### DATASET EXCERPTS

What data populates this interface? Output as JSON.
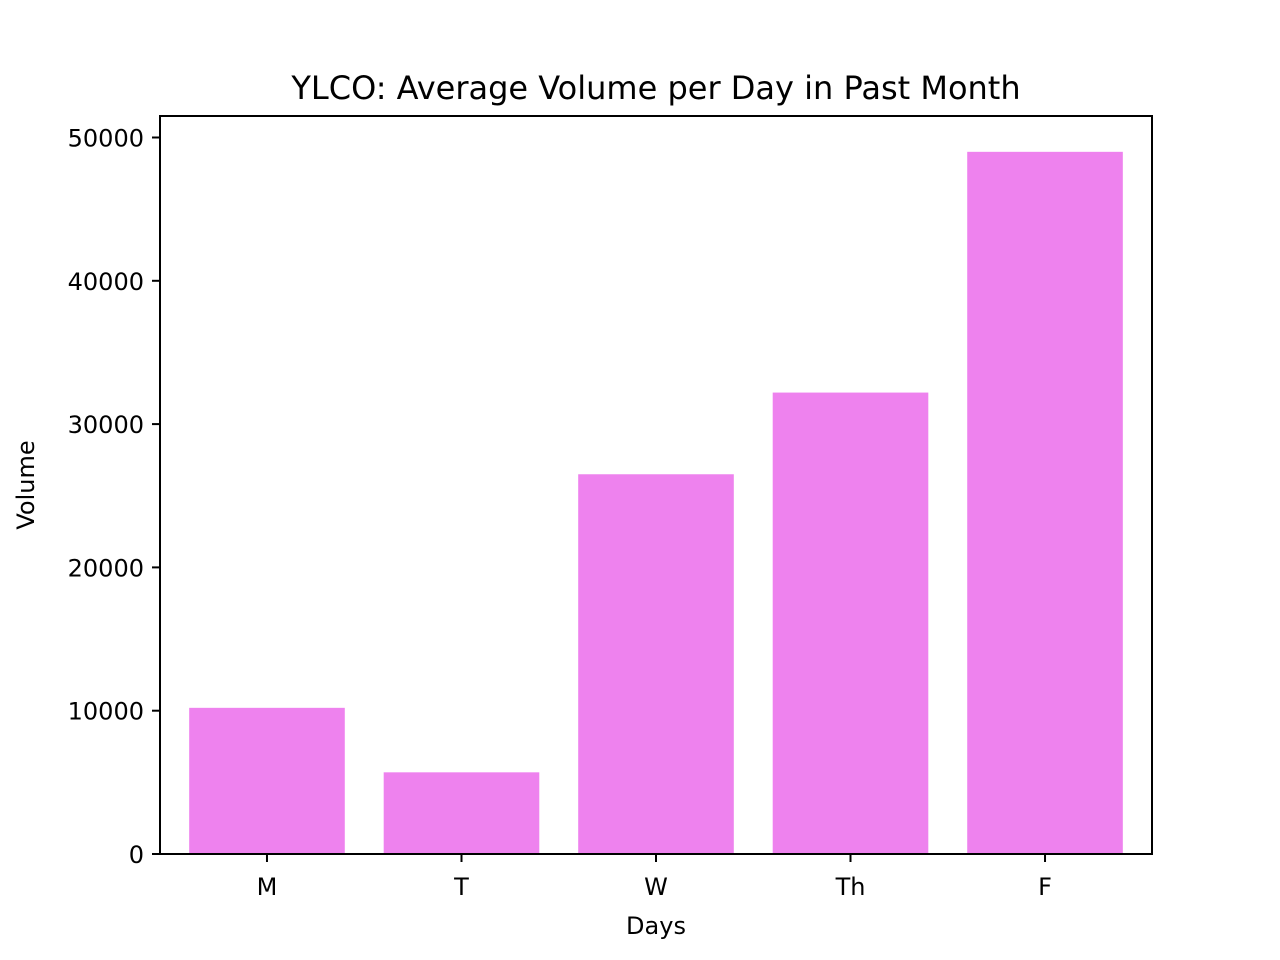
{
  "chart_data": {
    "type": "bar",
    "title": "YLCO: Average Volume per Day in Past Month",
    "xlabel": "Days",
    "ylabel": "Volume",
    "categories": [
      "M",
      "T",
      "W",
      "Th",
      "F"
    ],
    "values": [
      10200,
      5700,
      26500,
      32200,
      49000
    ],
    "ylim": [
      0,
      51500
    ],
    "yticks": [
      0,
      10000,
      20000,
      30000,
      40000,
      50000
    ],
    "ytick_labels": [
      "0",
      "10000",
      "20000",
      "30000",
      "40000",
      "50000"
    ],
    "bar_color": "#ee82ee",
    "grid": false,
    "legend": null
  }
}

### STATED EXERCISE
From the records above, report the count of lines containing "Volume" and nothing more.

### CORRECT RESULT
2